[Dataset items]
[Start]

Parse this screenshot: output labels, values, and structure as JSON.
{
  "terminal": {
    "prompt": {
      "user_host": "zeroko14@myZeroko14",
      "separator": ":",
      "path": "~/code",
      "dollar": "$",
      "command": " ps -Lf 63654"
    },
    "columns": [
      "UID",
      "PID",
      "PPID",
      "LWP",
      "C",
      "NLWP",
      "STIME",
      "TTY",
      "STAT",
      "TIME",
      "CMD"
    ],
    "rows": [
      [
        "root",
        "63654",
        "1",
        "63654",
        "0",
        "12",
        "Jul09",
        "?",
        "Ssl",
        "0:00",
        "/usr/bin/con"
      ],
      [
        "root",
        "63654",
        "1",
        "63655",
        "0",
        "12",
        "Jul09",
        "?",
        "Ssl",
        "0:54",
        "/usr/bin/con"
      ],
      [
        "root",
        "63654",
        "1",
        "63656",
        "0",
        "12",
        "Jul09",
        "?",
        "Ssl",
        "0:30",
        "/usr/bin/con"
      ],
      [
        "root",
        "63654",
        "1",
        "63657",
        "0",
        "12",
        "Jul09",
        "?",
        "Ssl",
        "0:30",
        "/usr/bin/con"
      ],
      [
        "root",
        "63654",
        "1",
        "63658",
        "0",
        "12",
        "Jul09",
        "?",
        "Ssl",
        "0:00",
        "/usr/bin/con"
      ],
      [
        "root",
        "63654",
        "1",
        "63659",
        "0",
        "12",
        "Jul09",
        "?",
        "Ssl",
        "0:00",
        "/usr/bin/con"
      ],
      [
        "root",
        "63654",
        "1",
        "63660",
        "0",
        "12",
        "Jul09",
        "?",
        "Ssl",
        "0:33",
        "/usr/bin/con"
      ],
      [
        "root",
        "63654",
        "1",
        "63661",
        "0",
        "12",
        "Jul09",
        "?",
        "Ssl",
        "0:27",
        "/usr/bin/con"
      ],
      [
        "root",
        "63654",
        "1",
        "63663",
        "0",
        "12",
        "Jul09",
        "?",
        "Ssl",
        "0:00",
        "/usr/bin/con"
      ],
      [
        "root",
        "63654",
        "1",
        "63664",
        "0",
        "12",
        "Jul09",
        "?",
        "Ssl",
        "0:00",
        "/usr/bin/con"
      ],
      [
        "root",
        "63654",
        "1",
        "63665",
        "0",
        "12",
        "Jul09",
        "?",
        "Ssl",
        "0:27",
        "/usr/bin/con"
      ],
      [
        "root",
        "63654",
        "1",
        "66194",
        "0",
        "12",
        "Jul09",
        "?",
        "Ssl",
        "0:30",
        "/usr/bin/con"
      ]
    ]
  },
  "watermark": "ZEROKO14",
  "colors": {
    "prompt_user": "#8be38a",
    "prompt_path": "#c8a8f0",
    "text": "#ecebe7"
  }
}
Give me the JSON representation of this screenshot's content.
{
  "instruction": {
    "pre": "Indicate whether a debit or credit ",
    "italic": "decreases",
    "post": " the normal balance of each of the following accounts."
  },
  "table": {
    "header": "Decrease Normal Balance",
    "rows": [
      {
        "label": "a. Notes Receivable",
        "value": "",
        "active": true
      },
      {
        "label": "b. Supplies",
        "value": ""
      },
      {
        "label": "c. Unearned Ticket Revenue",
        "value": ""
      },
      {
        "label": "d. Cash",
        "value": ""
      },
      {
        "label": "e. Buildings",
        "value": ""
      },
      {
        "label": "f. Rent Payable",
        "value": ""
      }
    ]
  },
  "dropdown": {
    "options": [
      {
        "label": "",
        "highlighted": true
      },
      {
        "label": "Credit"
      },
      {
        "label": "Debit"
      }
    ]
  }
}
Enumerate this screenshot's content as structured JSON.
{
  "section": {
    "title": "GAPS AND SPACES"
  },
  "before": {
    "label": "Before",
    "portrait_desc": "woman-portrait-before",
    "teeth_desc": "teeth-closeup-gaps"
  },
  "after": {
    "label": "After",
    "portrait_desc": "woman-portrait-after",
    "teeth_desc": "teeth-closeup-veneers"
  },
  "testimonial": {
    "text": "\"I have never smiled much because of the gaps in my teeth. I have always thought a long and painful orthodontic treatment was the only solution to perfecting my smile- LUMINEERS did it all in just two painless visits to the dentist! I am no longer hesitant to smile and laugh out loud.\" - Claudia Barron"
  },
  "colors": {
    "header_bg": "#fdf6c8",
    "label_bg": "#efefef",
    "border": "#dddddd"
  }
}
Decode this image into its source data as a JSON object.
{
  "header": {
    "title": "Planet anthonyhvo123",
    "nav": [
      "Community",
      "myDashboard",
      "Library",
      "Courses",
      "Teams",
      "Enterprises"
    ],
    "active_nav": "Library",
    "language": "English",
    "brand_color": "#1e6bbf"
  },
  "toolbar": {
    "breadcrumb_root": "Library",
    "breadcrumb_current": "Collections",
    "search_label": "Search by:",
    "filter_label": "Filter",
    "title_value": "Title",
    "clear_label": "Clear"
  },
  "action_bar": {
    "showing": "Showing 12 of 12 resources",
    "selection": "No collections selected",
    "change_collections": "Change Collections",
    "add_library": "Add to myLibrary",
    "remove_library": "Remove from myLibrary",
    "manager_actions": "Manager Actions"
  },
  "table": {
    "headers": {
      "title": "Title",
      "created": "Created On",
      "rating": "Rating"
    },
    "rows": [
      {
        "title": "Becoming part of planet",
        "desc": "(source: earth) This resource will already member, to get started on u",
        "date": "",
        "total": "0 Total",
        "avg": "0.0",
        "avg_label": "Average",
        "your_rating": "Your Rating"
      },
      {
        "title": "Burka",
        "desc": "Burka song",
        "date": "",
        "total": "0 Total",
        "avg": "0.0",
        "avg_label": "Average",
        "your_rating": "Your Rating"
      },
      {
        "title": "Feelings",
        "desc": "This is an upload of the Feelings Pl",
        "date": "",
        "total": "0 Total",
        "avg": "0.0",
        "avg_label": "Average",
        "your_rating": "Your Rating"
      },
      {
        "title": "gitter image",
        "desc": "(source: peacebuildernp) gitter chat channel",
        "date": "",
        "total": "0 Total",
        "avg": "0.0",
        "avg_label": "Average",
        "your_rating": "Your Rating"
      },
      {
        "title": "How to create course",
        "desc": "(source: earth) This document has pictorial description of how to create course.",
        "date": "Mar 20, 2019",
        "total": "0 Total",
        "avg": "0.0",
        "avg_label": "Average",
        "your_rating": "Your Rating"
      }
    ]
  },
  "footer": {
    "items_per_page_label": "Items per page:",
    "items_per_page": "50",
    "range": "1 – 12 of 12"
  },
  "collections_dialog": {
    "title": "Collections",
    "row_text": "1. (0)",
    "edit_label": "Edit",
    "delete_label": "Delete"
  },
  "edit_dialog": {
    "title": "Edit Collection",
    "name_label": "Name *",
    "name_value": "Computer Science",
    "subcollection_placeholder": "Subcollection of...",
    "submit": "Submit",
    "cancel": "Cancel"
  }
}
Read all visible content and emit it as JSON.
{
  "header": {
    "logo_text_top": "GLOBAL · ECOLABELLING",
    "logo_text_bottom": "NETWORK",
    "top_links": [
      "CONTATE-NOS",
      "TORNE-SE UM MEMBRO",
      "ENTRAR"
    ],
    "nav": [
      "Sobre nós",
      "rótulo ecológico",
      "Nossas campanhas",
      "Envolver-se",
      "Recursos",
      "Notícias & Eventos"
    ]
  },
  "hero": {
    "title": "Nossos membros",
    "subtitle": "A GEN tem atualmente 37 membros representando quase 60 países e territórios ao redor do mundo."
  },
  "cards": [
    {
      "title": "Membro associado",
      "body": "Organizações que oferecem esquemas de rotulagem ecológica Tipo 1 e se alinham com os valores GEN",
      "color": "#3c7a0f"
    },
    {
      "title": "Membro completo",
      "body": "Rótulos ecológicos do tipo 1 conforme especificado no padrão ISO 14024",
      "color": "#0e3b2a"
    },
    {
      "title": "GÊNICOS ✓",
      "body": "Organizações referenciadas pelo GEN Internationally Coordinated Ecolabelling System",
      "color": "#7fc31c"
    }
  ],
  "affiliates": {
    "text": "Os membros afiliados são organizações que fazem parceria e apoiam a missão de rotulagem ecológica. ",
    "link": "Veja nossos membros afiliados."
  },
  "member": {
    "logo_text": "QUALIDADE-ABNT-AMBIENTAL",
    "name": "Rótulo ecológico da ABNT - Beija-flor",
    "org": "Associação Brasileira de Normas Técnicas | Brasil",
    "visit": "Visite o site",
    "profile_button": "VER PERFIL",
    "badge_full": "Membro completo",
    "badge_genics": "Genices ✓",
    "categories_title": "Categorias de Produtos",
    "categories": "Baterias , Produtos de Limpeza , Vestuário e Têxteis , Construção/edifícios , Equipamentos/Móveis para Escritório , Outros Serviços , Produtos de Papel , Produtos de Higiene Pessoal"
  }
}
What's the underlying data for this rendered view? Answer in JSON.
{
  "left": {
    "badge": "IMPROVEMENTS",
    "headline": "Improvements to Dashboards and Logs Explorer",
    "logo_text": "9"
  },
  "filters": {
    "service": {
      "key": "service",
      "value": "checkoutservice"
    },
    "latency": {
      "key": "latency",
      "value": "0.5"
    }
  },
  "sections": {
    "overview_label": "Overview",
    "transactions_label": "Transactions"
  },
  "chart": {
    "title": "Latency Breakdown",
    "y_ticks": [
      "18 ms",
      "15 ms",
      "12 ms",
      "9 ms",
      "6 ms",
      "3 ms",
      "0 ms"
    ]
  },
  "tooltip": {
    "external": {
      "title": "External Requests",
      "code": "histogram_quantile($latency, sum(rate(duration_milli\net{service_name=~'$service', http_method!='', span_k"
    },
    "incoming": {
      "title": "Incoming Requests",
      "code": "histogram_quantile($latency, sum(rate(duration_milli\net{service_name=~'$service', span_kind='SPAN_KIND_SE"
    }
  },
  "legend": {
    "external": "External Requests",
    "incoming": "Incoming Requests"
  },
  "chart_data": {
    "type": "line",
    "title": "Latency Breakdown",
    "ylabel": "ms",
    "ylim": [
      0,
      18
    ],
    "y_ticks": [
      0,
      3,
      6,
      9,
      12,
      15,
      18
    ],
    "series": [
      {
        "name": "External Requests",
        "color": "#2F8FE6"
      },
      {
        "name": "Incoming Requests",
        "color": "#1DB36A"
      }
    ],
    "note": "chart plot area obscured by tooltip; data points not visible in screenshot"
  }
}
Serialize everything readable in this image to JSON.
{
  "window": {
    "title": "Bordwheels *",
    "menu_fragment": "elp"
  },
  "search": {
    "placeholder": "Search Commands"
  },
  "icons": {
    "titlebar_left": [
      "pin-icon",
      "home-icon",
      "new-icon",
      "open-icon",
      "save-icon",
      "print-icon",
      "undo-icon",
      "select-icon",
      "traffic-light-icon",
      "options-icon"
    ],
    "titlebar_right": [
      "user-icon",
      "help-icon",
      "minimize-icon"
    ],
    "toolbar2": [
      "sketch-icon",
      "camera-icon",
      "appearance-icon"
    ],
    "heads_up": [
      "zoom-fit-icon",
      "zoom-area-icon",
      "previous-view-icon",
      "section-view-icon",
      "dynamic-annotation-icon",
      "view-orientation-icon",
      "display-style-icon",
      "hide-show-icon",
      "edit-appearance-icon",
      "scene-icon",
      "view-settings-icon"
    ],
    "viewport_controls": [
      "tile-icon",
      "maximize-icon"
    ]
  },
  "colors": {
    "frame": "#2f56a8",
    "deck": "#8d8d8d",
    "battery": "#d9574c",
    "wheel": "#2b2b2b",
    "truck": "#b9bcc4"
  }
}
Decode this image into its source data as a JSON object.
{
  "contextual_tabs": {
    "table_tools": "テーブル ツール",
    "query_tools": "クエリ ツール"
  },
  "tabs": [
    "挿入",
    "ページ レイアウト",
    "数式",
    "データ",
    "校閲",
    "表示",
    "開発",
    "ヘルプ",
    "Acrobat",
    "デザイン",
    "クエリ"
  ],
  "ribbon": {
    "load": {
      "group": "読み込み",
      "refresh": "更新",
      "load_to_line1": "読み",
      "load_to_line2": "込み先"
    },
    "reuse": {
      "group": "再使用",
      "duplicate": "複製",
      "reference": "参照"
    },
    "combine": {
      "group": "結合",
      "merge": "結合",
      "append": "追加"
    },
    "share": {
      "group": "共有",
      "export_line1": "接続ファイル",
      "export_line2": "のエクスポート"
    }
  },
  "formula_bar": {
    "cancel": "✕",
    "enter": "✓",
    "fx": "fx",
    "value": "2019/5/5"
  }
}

[End]

DO THIS>
Pull out every line of the records above that contains the word "image".

RESULT OF THIS EXERCISE>
Decode this image into its source data as a JSON object.
        "title": "gitter image",
Serialize everything readable in this image to JSON.
Decode this image into its source data as a JSON object.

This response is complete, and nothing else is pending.